[GIVEN TASK]:
Lines that contain "higher" are to be counted; give only their number.
- - - - -
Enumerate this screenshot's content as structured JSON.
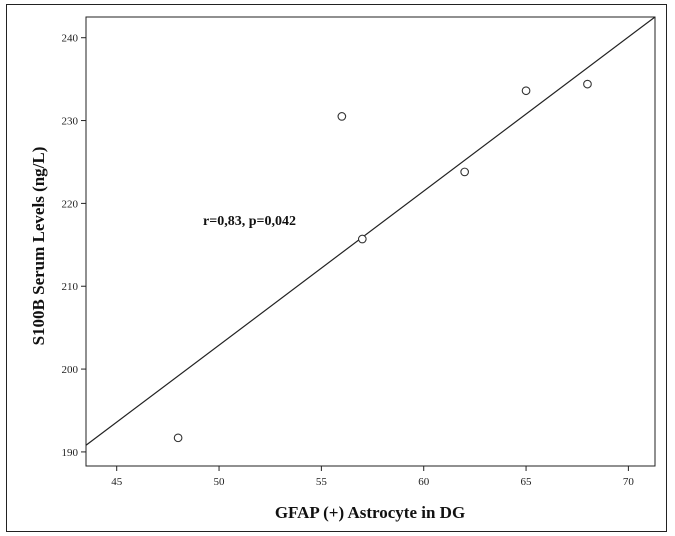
{
  "chart_data": {
    "type": "scatter",
    "xlabel": "GFAP (+) Astrocyte in DG",
    "ylabel": "S100B Serum Levels (ng/L)",
    "xlim": [
      43.5,
      71.3
    ],
    "ylim": [
      188.3,
      242.5
    ],
    "xticks": [
      "45",
      "50",
      "55",
      "60",
      "65",
      "70"
    ],
    "yticks": [
      "190",
      "200",
      "210",
      "220",
      "230",
      "240"
    ],
    "points": [
      {
        "x": 48,
        "y": 191.7
      },
      {
        "x": 56,
        "y": 230.5
      },
      {
        "x": 57,
        "y": 215.7
      },
      {
        "x": 62,
        "y": 223.8
      },
      {
        "x": 65,
        "y": 233.6
      },
      {
        "x": 68,
        "y": 234.4
      }
    ],
    "fit_line": {
      "x": [
        43.5,
        71.3
      ],
      "y": [
        190.8,
        242.5
      ]
    },
    "annotation": "r=0,83, p=0,042",
    "grid": false,
    "colors": {
      "marker": "#333333",
      "line": "#222222",
      "axis": "#222222"
    }
  }
}
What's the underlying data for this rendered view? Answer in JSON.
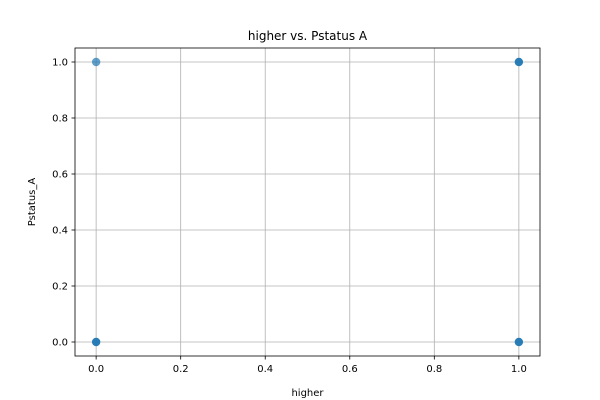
{
  "chart_data": {
    "type": "scatter",
    "title": "higher vs. Pstatus A",
    "xlabel": "higher",
    "ylabel": "Pstatus_A",
    "xlim": [
      -0.05,
      1.05
    ],
    "ylim": [
      -0.05,
      1.05
    ],
    "xticks": [
      0.0,
      0.2,
      0.4,
      0.6,
      0.8,
      1.0
    ],
    "yticks": [
      0.0,
      0.2,
      0.4,
      0.6,
      0.8,
      1.0
    ],
    "xtick_labels": [
      "0.0",
      "0.2",
      "0.4",
      "0.6",
      "0.8",
      "1.0"
    ],
    "ytick_labels": [
      "0.0",
      "0.2",
      "0.4",
      "0.6",
      "0.8",
      "1.0"
    ],
    "grid": true,
    "legend": "none",
    "color": "#1f77b4",
    "points": [
      {
        "x": 0,
        "y": 1,
        "density": "low"
      },
      {
        "x": 0,
        "y": 0,
        "density": "high"
      },
      {
        "x": 1,
        "y": 1,
        "density": "high"
      },
      {
        "x": 1,
        "y": 0,
        "density": "high"
      }
    ]
  }
}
- - - - -
[FULL SOLUTION]:
2